* [WORK REQUIRED]: Retype the data from its first line down to and including the line containing "candle-body <box>428 839 435 859</box>", with every character unchanged.

* [DATA PROVIDED]:
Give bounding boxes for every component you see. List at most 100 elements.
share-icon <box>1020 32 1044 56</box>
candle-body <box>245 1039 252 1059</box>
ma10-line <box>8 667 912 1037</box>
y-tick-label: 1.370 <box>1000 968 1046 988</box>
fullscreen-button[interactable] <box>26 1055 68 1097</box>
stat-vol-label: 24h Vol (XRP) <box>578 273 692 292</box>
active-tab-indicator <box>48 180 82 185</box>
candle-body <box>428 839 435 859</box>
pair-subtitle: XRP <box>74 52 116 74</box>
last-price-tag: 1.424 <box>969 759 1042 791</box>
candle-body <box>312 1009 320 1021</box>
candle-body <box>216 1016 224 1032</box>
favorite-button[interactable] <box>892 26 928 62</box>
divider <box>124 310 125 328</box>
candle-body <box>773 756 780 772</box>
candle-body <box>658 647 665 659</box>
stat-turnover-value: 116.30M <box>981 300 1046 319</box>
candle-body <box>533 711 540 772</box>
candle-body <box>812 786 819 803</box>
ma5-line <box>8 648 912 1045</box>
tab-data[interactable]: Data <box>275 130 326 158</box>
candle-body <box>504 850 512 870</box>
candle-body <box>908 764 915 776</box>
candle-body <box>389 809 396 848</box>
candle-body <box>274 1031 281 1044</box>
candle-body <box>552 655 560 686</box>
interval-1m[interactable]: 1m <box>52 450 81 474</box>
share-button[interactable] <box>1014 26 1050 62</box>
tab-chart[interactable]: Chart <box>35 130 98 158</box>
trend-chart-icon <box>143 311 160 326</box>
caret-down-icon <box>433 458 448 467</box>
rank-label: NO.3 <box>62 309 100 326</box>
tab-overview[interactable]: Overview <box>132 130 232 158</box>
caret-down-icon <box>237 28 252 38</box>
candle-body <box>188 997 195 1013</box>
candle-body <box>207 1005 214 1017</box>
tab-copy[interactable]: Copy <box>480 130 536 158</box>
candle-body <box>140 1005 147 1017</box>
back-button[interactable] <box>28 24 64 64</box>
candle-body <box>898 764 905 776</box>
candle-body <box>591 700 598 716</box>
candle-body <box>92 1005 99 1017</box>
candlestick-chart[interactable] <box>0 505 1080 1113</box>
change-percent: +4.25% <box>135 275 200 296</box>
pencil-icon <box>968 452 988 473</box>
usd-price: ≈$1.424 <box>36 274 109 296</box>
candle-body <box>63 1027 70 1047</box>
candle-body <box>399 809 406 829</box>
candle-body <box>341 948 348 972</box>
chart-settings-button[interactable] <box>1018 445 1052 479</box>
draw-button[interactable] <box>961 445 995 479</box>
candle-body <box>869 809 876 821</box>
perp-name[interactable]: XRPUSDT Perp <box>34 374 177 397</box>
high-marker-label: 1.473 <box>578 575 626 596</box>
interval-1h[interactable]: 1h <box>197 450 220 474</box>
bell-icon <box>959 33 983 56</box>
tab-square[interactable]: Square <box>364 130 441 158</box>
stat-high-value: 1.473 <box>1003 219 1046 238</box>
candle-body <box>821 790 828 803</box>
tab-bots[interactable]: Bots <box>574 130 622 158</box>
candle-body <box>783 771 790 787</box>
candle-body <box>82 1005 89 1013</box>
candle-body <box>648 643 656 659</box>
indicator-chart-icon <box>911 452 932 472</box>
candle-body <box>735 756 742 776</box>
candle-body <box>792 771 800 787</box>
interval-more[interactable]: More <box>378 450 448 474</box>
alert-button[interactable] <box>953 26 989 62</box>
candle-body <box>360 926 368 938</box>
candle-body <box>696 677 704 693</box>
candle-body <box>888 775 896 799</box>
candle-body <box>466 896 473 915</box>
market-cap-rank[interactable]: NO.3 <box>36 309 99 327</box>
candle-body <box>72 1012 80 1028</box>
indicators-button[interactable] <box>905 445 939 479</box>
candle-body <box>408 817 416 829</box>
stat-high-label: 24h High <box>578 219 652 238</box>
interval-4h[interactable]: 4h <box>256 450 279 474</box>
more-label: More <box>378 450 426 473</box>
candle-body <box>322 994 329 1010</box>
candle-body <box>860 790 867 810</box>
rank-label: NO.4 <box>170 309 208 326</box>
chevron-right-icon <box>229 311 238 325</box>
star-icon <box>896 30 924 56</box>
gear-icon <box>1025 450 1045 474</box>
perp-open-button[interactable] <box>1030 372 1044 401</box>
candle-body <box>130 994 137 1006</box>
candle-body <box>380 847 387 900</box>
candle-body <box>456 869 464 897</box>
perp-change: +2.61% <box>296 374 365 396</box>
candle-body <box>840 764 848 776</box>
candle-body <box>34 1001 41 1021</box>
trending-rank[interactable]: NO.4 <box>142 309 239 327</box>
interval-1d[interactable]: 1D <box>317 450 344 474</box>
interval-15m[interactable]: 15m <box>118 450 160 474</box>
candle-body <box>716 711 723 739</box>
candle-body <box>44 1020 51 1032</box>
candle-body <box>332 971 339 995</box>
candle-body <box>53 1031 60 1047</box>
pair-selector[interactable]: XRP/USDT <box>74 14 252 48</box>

* [COMPLETED EXERCISE]:
Give bounding boxes for every component you see. List at most 100 elements.
share-icon <box>1020 32 1044 56</box>
candle-body <box>245 1039 252 1059</box>
ma10-line <box>8 667 912 1037</box>
y-tick-label: 1.370 <box>1000 968 1046 988</box>
fullscreen-button[interactable] <box>26 1055 68 1097</box>
stat-vol-label: 24h Vol (XRP) <box>578 273 692 292</box>
active-tab-indicator <box>48 180 82 185</box>
candle-body <box>428 839 435 859</box>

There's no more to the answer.